(Records contained in a dataset)
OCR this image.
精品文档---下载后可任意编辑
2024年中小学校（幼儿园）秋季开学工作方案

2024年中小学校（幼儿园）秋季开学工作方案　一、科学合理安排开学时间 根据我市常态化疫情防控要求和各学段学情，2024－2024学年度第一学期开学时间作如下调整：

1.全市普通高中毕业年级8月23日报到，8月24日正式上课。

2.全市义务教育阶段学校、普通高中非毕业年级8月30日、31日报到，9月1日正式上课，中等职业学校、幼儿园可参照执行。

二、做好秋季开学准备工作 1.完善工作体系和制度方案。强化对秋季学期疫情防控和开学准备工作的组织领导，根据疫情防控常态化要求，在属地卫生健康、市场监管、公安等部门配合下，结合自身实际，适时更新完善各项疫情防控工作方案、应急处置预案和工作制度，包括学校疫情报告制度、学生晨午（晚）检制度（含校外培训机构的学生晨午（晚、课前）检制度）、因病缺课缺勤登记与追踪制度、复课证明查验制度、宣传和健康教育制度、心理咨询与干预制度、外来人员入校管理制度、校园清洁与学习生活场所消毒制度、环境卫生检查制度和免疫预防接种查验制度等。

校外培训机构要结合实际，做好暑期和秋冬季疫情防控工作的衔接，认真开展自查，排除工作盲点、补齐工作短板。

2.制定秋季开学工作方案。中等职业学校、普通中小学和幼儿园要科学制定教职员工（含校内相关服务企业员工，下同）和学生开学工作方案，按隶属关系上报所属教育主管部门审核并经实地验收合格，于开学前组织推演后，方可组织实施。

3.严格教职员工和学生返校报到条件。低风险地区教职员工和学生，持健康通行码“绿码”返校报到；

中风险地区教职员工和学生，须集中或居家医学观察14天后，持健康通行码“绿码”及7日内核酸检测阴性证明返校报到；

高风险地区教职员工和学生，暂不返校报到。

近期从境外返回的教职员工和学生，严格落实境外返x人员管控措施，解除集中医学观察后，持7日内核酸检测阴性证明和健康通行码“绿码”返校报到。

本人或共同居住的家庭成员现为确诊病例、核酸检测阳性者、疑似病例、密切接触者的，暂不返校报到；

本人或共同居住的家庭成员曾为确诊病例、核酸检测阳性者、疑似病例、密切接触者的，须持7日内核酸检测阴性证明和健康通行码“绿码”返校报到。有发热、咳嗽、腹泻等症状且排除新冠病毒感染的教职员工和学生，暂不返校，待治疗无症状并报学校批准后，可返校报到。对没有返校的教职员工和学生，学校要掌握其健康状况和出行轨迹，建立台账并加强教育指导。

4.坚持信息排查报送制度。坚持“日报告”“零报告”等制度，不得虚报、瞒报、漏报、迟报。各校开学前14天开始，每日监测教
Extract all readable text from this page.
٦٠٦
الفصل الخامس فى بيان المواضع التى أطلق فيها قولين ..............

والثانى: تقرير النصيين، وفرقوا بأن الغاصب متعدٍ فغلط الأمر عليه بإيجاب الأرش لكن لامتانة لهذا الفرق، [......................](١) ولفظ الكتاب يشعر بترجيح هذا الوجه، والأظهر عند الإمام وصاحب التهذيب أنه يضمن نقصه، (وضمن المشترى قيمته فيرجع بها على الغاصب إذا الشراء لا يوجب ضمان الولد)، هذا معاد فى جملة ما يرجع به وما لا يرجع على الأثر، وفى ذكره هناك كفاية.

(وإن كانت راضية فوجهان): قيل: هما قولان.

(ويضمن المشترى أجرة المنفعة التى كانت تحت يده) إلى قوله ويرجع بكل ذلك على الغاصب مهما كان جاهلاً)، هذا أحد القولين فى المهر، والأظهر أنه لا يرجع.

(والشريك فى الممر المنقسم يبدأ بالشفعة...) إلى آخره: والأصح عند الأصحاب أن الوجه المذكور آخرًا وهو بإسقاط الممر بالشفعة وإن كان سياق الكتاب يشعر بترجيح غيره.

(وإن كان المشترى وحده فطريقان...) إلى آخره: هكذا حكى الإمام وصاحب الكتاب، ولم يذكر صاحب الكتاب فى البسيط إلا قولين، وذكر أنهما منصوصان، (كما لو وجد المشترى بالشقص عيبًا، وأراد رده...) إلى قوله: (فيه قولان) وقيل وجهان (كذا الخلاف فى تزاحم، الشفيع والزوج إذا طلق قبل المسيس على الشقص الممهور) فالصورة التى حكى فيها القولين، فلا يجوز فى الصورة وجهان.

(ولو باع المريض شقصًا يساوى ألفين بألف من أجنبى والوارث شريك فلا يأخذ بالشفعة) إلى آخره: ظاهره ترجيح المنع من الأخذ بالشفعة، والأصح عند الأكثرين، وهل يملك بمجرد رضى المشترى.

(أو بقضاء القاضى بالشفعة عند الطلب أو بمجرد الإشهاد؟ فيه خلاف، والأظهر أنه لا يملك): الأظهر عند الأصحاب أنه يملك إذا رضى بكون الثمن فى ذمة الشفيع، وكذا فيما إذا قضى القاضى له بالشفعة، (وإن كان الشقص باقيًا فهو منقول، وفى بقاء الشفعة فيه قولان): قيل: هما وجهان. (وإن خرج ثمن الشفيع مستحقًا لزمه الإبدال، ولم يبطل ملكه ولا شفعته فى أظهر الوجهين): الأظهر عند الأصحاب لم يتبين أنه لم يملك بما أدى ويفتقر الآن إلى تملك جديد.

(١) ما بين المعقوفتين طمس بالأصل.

### Prompt
The records above need to be transcribed in full. Keep every character unchanged.

### Answer to the problem
OCR this image.
精品文档---下载后可任意编辑
2024年中小学校（幼儿园）秋季开学工作方案

2024年中小学校（幼儿园）秋季开学工作方案　一、科学合理安排开学时间 根据我市常态化疫情防控要求和各学段学情，2024－2024学年度第一学期开学时间作如下调整：

1.全市普通高中毕业年级8月23日报到，8月24日正式上课。

2.全市义务教育阶段学校、普通高中非毕业年级8月30日、31日报到，9月1日正式上课，中等职业学校、幼儿园可参照执行。

二、做好秋季开学准备工作 1.完善工作体系和制度方案。强化对秋季学期疫情防控和开学准备工作的组织领导，根据疫情防控常态化要求，在属地卫生健康、市场监管、公安等部门配合下，结合自身实际，适时更新完善各项疫情防控工作方案、应急处置预案和工作制度，包括学校疫情报告制度、学生晨午（晚）检制度（含校外培训机构的学生晨午（晚、课前）检制度）、因病缺课缺勤登记与追踪制度、复课证明查验制度、宣传和健康教育制度、心理咨询与干预制度、外来人员入校管理制度、校园清洁与学习生活场所消毒制度、环境卫生检查制度和免疫预防接种查验制度等。

校外培训机构要结合实际，做好暑期和秋冬季疫情防控工作的衔接，认真开展自查，排除工作盲点、补齐工作短板。

2.制定秋季开学工作方案。中等职业学校、普通中小学和幼儿园要科学制定教职员工（含校内相关服务企业员工，下同）和学生开学工作方案，按隶属关系上报所属教育主管部门审核并经实地验收合格，于开学前组织推演后，方可组织实施。

3.严格教职员工和学生返校报到条件。低风险地区教职员工和学生，持健康通行码“绿码”返校报到；

中风险地区教职员工和学生，须集中或居家医学观察14天后，持健康通行码“绿码”及7日内核酸检测阴性证明返校报到；

高风险地区教职员工和学生，暂不返校报到。

近期从境外返回的教职员工和学生，严格落实境外返x人员管控措施，解除集中医学观察后，持7日内核酸检测阴性证明和健康通行码“绿码”返校报到。

本人或共同居住的家庭成员现为确诊病例、核酸检测阳性者、疑似病例、密切接触者的，暂不返校报到；

本人或共同居住的家庭成员曾为确诊病例、核酸检测阳性者、疑似病例、密切接触者的，须持7日内核酸检测阴性证明和健康通行码“绿码”返校报到。有发热、咳嗽、腹泻等症状且排除新冠病毒感染的教职员工和学生，暂不返校，待治疗无症状并报学校批准后，可返校报到。对没有返校的教职员工和学生，学校要掌握其健康状况和出行轨迹，建立台账并加强教育指导。

4.坚持信息排查报送制度。坚持“日报告”“零报告”等制度，不得虚报、瞒报、漏报、迟报。各校开学前14天开始，每日监测教
Extract all readable text from this page.
٦٠٦
الفصل الخامس فى بيان المواضع التى أطلق فيها قولين ..............

والثانى: تقرير النصيين، وفرقوا بأن الغاصب متعدٍ فغلط الأمر عليه بإيجاب الأرش لكن لامتانة لهذا الفرق، [......................](١) ولفظ الكتاب يشعر بترجيح هذا الوجه، والأظهر عند الإمام وصاحب التهذيب أنه يضمن نقصه، (وضمن المشترى قيمته فيرجع بها على الغاصب إذا الشراء لا يوجب ضمان الولد)، هذا معاد فى جملة ما يرجع به وما لا يرجع على الأثر، وفى ذكره هناك كفاية.

(وإن كانت راضية فوجهان): قيل: هما قولان.

(ويضمن المشترى أجرة المنفعة التى كانت تحت يده) إلى قوله ويرجع بكل ذلك على الغاصب مهما كان جاهلاً)، هذا أحد القولين فى المهر، والأظهر أنه لا يرجع.

(والشريك فى الممر المنقسم يبدأ بالشفعة...) إلى آخره: والأصح عند الأصحاب أن الوجه المذكور آخرًا وهو بإسقاط الممر بالشفعة وإن كان سياق الكتاب يشعر بترجيح غيره.

(وإن كان المشترى وحده فطريقان...) إلى آخره: هكذا حكى الإمام وصاحب الكتاب، ولم يذكر صاحب الكتاب فى البسيط إلا قولين، وذكر أنهما منصوصان، (كما لو وجد المشترى بالشقص عيبًا، وأراد رده...) إلى قوله: (فيه قولان) وقيل وجهان (كذا الخلاف فى تزاحم، الشفيع والزوج إذا طلق قبل المسيس على الشقص الممهور) فالصورة التى حكى فيها القولين، فلا يجوز فى الصورة وجهان.

(ولو باع المريض شقصًا يساوى ألفين بألف من أجنبى والوارث شريك فلا يأخذ بالشفعة) إلى آخره: ظاهره ترجيح المنع من الأخذ بالشفعة، والأصح عند الأكثرين، وهل يملك بمجرد رضى المشترى.

(أو بقضاء القاضى بالشفعة عند الطلب أو بمجرد الإشهاد؟ فيه خلاف، والأظهر أنه لا يملك): الأظهر عند الأصحاب أنه يملك إذا رضى بكون الثمن فى ذمة الشفيع، وكذا فيما إذا قضى القاضى له بالشفعة، (وإن كان الشقص باقيًا فهو منقول، وفى بقاء الشفعة فيه قولان): قيل: هما وجهان. (وإن خرج ثمن الشفيع مستحقًا لزمه الإبدال، ولم يبطل ملكه ولا شفعته فى أظهر الوجهين): الأظهر عند الأصحاب لم يتبين أنه لم يملك بما أدى ويفتقر الآن إلى تملك جديد.

(١) ما بين المعقوفتين طمس بالأصل.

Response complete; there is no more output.